__TO BE DONE__
Copy every one of the rows below word for word, keeping each line unchanged.

--- start EXTRACTED RECORDS ---

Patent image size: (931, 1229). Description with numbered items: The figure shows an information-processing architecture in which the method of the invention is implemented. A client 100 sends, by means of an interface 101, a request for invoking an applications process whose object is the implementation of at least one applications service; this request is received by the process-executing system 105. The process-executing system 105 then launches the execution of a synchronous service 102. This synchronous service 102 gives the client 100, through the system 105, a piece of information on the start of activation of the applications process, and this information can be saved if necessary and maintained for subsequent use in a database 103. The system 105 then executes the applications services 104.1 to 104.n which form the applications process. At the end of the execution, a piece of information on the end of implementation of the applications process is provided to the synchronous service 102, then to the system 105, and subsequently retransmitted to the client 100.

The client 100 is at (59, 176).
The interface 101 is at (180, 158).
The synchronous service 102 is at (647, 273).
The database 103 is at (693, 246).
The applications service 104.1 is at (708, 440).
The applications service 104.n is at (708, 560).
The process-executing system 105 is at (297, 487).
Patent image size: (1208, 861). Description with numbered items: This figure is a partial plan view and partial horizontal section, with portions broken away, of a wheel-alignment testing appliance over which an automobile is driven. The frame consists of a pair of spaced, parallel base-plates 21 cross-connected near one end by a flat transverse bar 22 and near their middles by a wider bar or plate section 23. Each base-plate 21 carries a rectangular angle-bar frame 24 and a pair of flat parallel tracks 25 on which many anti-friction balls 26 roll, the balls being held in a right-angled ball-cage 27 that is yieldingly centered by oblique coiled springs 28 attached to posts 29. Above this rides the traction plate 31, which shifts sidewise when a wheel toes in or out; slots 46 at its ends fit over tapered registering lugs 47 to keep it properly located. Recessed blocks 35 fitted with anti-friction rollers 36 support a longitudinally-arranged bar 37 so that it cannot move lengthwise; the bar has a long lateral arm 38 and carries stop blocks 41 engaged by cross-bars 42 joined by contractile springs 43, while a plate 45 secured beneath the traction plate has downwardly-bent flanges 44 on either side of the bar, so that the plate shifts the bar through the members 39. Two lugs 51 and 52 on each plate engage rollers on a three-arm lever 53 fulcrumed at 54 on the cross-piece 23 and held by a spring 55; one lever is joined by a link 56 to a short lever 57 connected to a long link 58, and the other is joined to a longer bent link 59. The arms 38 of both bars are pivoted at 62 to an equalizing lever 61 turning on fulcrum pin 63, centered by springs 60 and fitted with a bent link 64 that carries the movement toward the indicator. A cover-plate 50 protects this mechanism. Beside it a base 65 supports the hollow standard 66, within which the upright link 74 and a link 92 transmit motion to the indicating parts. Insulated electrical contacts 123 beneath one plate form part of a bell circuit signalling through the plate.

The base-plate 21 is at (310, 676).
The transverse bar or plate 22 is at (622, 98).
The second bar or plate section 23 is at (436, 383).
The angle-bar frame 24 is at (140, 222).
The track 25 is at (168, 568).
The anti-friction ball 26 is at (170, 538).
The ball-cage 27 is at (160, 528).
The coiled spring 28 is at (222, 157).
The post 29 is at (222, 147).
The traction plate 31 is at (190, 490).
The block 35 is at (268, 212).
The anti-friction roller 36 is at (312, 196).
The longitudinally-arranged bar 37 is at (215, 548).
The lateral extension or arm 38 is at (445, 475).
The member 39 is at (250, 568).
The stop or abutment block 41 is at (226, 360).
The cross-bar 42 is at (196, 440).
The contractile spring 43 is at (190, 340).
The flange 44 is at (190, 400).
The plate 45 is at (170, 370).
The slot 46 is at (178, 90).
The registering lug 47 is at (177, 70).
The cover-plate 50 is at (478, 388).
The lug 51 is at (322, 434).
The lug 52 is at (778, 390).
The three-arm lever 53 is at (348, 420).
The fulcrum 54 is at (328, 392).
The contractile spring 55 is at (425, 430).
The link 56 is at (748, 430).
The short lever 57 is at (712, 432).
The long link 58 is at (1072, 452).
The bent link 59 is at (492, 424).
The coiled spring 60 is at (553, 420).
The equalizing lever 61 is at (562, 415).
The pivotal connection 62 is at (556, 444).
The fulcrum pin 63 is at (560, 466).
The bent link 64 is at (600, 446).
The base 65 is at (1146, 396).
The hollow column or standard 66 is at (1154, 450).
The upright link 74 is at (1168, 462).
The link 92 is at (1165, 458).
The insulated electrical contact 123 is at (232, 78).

--- end EXTRACTED RECORDS ---

__EXERCISE ANSWER__
Patent image size: (931, 1229). Description with numbered items: The figure shows an information-processing architecture in which the method of the invention is implemented. A client 100 sends, by means of an interface 101, a request for invoking an applications process whose object is the implementation of at least one applications service; this request is received by the process-executing system 105. The process-executing system 105 then launches the execution of a synchronous service 102. This synchronous service 102 gives the client 100, through the system 105, a piece of information on the start of activation of the applications process, and this information can be saved if necessary and maintained for subsequent use in a database 103. The system 105 then executes the applications services 104.1 to 104.n which form the applications process. At the end of the execution, a piece of information on the end of implementation of the applications process is provided to the synchronous service 102, then to the system 105, and subsequently retransmitted to the client 100.

The client 100 is at (59, 176).
The interface 101 is at (180, 158).
The synchronous service 102 is at (647, 273).
The database 103 is at (693, 246).
The applications service 104.1 is at (708, 440).
The applications service 104.n is at (708, 560).
The process-executing system 105 is at (297, 487).
Patent image size: (1208, 861). Description with numbered items: This figure is a partial plan view and partial horizontal section, with portions broken away, of a wheel-alignment testing appliance over which an automobile is driven. The frame consists of a pair of spaced, parallel base-plates 21 cross-connected near one end by a flat transverse bar 22 and near their middles by a wider bar or plate section 23. Each base-plate 21 carries a rectangular angle-bar frame 24 and a pair of flat parallel tracks 25 on which many anti-friction balls 26 roll, the balls being held in a right-angled ball-cage 27 that is yieldingly centered by oblique coiled springs 28 attached to posts 29. Above this rides the traction plate 31, which shifts sidewise when a wheel toes in or out; slots 46 at its ends fit over tapered registering lugs 47 to keep it properly located. Recessed blocks 35 fitted with anti-friction rollers 36 support a longitudinally-arranged bar 37 so that it cannot move lengthwise; the bar has a long lateral arm 38 and carries stop blocks 41 engaged by cross-bars 42 joined by contractile springs 43, while a plate 45 secured beneath the traction plate has downwardly-bent flanges 44 on either side of the bar, so that the plate shifts the bar through the members 39. Two lugs 51 and 52 on each plate engage rollers on a three-arm lever 53 fulcrumed at 54 on the cross-piece 23 and held by a spring 55; one lever is joined by a link 56 to a short lever 57 connected to a long link 58, and the other is joined to a longer bent link 59. The arms 38 of both bars are pivoted at 62 to an equalizing lever 61 turning on fulcrum pin 63, centered by springs 60 and fitted with a bent link 64 that carries the movement toward the indicator. A cover-plate 50 protects this mechanism. Beside it a base 65 supports the hollow standard 66, within which the upright link 74 and a link 92 transmit motion to the indicating parts. Insulated electrical contacts 123 beneath one plate form part of a bell circuit signalling through the plate.

The base-plate 21 is at (310, 676).
The transverse bar or plate 22 is at (622, 98).
The second bar or plate section 23 is at (436, 383).
The angle-bar frame 24 is at (140, 222).
The track 25 is at (168, 568).
The anti-friction ball 26 is at (170, 538).
The ball-cage 27 is at (160, 528).
The coiled spring 28 is at (222, 157).
The post 29 is at (222, 147).
The traction plate 31 is at (190, 490).
The block 35 is at (268, 212).
The anti-friction roller 36 is at (312, 196).
The longitudinally-arranged bar 37 is at (215, 548).
The lateral extension or arm 38 is at (445, 475).
The member 39 is at (250, 568).
The stop or abutment block 41 is at (226, 360).
The cross-bar 42 is at (196, 440).
The contractile spring 43 is at (190, 340).
The flange 44 is at (190, 400).
The plate 45 is at (170, 370).
The slot 46 is at (178, 90).
The registering lug 47 is at (177, 70).
The cover-plate 50 is at (478, 388).
The lug 51 is at (322, 434).
The lug 52 is at (778, 390).
The three-arm lever 53 is at (348, 420).
The fulcrum 54 is at (328, 392).
The contractile spring 55 is at (425, 430).
The link 56 is at (748, 430).
The short lever 57 is at (712, 432).
The long link 58 is at (1072, 452).
The bent link 59 is at (492, 424).
The coiled spring 60 is at (553, 420).
The equalizing lever 61 is at (562, 415).
The pivotal connection 62 is at (556, 444).
The fulcrum pin 63 is at (560, 466).
The bent link 64 is at (600, 446).
The base 65 is at (1146, 396).
The hollow column or standard 66 is at (1154, 450).
The upright link 74 is at (1168, 462).
The link 92 is at (1165, 458).
The insulated electrical contact 123 is at (232, 78).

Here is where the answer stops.